Goal
Wherever the word "криптографических" appears in a line, copy that line.

◆ ◆ ◆ ◆ ◆ ◆ ◆

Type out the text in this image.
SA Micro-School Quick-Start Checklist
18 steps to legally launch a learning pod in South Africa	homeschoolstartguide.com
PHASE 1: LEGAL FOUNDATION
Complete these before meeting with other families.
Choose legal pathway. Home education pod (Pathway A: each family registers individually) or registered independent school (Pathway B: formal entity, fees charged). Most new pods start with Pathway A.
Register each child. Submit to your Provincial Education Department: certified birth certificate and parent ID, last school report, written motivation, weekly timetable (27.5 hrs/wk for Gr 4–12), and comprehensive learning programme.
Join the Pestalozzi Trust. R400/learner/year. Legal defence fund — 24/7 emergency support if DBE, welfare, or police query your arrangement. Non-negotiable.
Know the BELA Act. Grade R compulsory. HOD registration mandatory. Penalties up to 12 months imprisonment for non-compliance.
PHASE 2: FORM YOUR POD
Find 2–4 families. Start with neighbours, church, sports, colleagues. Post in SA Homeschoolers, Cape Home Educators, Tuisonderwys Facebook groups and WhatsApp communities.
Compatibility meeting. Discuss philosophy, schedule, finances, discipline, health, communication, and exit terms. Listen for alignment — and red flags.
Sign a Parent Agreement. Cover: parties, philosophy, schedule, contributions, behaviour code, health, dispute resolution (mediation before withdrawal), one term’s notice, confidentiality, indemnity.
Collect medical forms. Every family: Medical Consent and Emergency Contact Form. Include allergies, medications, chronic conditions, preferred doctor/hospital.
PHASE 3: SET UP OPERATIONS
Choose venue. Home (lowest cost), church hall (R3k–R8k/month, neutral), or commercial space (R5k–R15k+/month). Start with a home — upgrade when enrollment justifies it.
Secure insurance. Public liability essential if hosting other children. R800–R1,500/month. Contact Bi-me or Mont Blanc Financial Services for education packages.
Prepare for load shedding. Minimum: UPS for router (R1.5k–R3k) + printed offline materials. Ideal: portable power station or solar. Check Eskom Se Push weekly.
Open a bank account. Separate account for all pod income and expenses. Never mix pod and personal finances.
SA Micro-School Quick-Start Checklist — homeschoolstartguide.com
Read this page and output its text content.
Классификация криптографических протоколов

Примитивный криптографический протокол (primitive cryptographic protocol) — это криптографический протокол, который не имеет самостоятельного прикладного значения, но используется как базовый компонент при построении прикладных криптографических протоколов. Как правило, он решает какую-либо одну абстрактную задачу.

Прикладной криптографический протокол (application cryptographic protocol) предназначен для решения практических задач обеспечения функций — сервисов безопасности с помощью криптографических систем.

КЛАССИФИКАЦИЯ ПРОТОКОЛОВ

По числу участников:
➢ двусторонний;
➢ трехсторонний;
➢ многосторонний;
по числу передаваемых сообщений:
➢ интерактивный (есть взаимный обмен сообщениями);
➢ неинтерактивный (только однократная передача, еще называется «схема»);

◆ ◆ ◆ ◆ ◆ ◆ ◆

Output for this task
Классификация криптографических протоколов
Примитивный криптографический протокол (primitive cryptographic protocol) — это криптографический протокол, который не имеет самостоятельного прикладного значения, но используется как базовый компонент при построении прикладных криптографических протоколов. Как правило, он решает какую-либо одну абстрактную задачу.
Прикладной криптографический протокол (application cryptographic protocol) предназначен для решения практических задач обеспечения функций — сервисов безопасности с помощью криптографических систем.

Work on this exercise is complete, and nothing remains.